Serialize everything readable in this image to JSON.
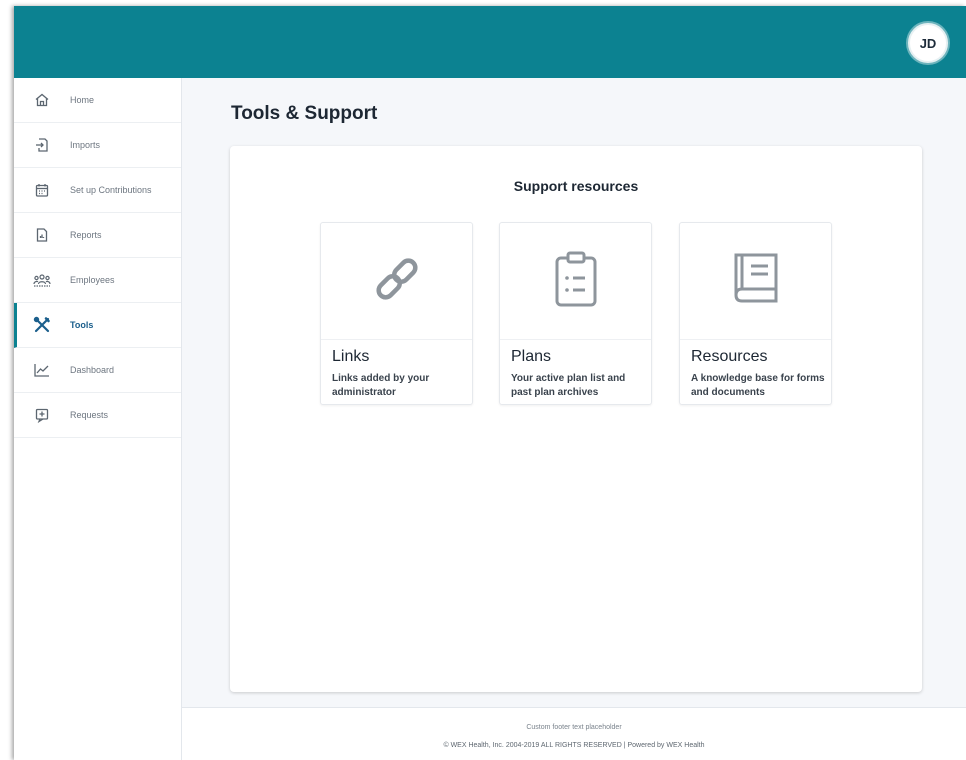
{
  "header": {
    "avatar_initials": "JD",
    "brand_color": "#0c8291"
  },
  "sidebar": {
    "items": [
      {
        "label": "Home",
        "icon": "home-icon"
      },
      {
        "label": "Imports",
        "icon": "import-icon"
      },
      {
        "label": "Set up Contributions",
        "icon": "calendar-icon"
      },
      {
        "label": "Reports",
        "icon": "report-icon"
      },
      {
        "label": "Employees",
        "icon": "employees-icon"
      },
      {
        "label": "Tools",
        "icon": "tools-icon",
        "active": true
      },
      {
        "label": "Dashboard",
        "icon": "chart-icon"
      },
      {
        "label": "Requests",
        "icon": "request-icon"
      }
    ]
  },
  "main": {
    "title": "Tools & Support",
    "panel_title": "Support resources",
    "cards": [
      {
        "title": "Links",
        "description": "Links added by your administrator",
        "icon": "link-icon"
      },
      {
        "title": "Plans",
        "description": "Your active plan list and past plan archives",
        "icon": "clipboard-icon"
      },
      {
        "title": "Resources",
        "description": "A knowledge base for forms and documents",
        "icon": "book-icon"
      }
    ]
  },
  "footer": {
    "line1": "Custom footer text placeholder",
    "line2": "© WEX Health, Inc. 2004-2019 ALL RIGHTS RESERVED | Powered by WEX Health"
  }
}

○ ○ ○ ○ ○ ○ ○

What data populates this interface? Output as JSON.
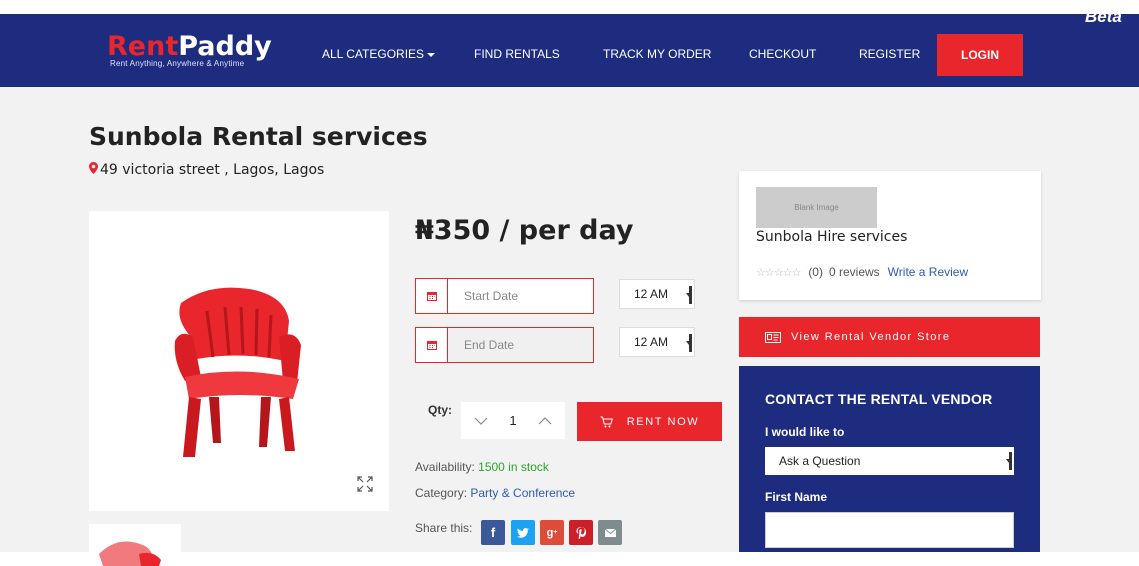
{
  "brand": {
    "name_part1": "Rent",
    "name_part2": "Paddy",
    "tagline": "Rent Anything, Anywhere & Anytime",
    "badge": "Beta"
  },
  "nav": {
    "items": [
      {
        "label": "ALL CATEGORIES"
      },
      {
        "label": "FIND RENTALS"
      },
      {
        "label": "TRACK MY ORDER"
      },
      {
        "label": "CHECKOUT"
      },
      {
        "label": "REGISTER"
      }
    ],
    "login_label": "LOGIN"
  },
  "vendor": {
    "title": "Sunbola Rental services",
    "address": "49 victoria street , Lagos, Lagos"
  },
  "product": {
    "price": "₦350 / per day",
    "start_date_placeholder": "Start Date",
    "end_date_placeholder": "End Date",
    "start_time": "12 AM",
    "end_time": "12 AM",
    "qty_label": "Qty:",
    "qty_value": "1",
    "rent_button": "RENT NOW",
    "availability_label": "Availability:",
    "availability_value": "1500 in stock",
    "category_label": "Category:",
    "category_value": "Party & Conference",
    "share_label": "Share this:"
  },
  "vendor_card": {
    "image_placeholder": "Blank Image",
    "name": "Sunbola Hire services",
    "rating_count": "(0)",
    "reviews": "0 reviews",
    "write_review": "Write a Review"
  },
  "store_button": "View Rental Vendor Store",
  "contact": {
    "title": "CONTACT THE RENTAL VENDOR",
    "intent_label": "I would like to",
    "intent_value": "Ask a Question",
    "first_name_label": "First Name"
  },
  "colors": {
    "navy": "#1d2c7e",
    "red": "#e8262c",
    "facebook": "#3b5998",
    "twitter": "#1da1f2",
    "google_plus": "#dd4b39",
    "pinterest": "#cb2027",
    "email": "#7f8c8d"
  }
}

○ ○ ○ ○ ○ ○ ○

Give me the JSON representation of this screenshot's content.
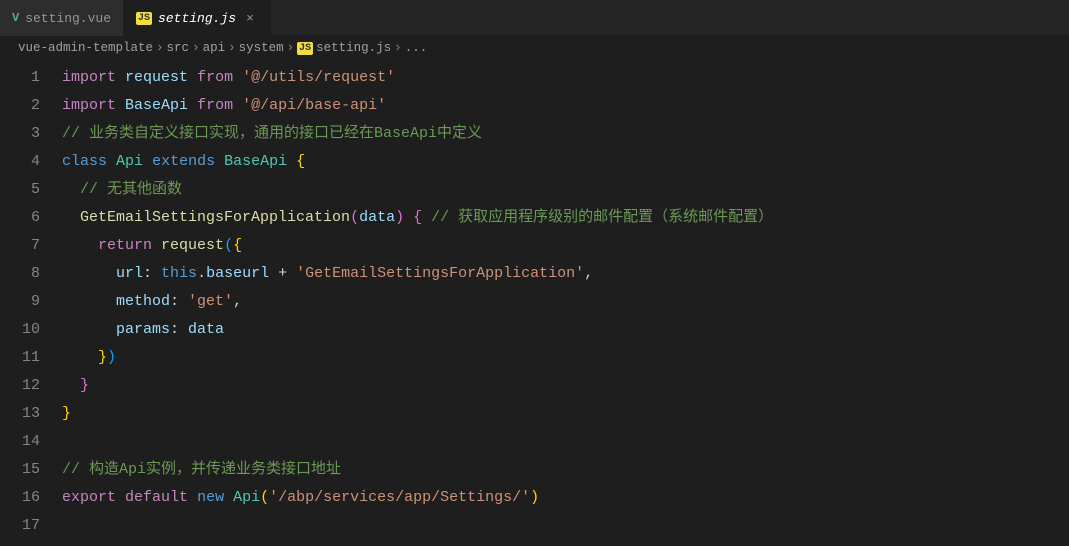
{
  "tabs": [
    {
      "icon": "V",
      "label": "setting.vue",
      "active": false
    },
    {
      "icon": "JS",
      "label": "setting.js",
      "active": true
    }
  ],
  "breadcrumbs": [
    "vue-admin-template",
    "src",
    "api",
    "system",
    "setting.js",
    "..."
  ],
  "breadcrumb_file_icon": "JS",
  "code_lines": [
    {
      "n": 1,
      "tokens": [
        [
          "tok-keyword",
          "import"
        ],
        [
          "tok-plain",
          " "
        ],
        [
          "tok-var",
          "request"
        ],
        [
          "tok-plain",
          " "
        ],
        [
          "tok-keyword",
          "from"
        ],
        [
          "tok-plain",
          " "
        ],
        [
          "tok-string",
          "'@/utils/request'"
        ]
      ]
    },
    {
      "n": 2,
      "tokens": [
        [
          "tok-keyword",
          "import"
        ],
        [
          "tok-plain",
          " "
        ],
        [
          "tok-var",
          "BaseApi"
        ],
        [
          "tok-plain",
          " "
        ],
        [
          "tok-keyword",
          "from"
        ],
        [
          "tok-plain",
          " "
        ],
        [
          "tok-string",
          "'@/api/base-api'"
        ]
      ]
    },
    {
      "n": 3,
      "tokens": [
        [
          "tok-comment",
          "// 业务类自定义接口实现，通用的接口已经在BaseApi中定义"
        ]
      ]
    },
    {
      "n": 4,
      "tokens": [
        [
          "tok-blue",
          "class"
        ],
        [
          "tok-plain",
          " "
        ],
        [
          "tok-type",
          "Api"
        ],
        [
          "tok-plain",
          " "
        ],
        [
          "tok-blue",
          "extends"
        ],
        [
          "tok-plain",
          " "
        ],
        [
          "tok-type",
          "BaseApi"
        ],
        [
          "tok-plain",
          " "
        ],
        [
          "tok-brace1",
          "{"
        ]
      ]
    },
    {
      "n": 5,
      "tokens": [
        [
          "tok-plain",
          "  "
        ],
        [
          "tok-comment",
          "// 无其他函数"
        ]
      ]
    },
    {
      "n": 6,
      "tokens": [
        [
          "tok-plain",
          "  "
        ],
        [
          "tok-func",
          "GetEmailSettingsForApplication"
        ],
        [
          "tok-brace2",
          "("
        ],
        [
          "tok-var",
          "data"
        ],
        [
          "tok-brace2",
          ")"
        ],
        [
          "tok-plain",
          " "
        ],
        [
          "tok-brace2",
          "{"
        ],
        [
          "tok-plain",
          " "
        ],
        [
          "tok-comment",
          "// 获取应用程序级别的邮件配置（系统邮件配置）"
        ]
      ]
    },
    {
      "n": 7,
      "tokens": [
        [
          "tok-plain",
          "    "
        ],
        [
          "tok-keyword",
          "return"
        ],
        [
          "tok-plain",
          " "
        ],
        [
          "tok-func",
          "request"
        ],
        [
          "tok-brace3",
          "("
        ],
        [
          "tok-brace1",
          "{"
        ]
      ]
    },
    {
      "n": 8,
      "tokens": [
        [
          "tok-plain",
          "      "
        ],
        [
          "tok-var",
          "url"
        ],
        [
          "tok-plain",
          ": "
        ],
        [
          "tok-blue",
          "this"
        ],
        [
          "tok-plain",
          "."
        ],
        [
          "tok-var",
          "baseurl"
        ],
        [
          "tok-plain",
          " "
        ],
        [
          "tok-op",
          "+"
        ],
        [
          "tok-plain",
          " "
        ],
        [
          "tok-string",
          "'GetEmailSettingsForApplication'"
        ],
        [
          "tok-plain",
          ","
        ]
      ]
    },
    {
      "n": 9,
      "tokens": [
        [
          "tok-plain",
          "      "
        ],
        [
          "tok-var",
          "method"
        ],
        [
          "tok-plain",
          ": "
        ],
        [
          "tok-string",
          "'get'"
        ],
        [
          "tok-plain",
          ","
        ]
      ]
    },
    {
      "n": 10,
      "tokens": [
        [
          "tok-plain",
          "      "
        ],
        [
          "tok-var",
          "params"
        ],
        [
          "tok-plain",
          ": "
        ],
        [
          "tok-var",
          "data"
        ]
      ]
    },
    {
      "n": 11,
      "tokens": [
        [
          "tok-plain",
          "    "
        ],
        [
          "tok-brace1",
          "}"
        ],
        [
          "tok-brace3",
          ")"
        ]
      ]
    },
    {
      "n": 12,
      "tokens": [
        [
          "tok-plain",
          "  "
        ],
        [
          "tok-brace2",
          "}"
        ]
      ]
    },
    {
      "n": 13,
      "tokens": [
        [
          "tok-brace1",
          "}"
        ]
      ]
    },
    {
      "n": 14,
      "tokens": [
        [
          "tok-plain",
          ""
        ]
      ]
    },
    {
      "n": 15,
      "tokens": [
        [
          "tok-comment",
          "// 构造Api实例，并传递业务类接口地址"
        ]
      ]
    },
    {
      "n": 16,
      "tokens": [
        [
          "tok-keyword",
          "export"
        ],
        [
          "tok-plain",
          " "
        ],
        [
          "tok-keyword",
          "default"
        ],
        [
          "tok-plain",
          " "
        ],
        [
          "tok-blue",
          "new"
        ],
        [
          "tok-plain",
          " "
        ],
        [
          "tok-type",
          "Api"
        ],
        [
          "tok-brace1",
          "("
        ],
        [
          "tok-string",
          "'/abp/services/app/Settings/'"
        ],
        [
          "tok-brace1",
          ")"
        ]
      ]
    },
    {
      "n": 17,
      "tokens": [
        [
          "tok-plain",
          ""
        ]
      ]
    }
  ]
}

○ ○ ○ ○ ○ ○ ○

▸ What to produce:
Read the lines above. Gather those in which the string "Support" is found.

▸ Response to this exercise:
    "title": "Tools & Support",
    "panel_title": "Support resources",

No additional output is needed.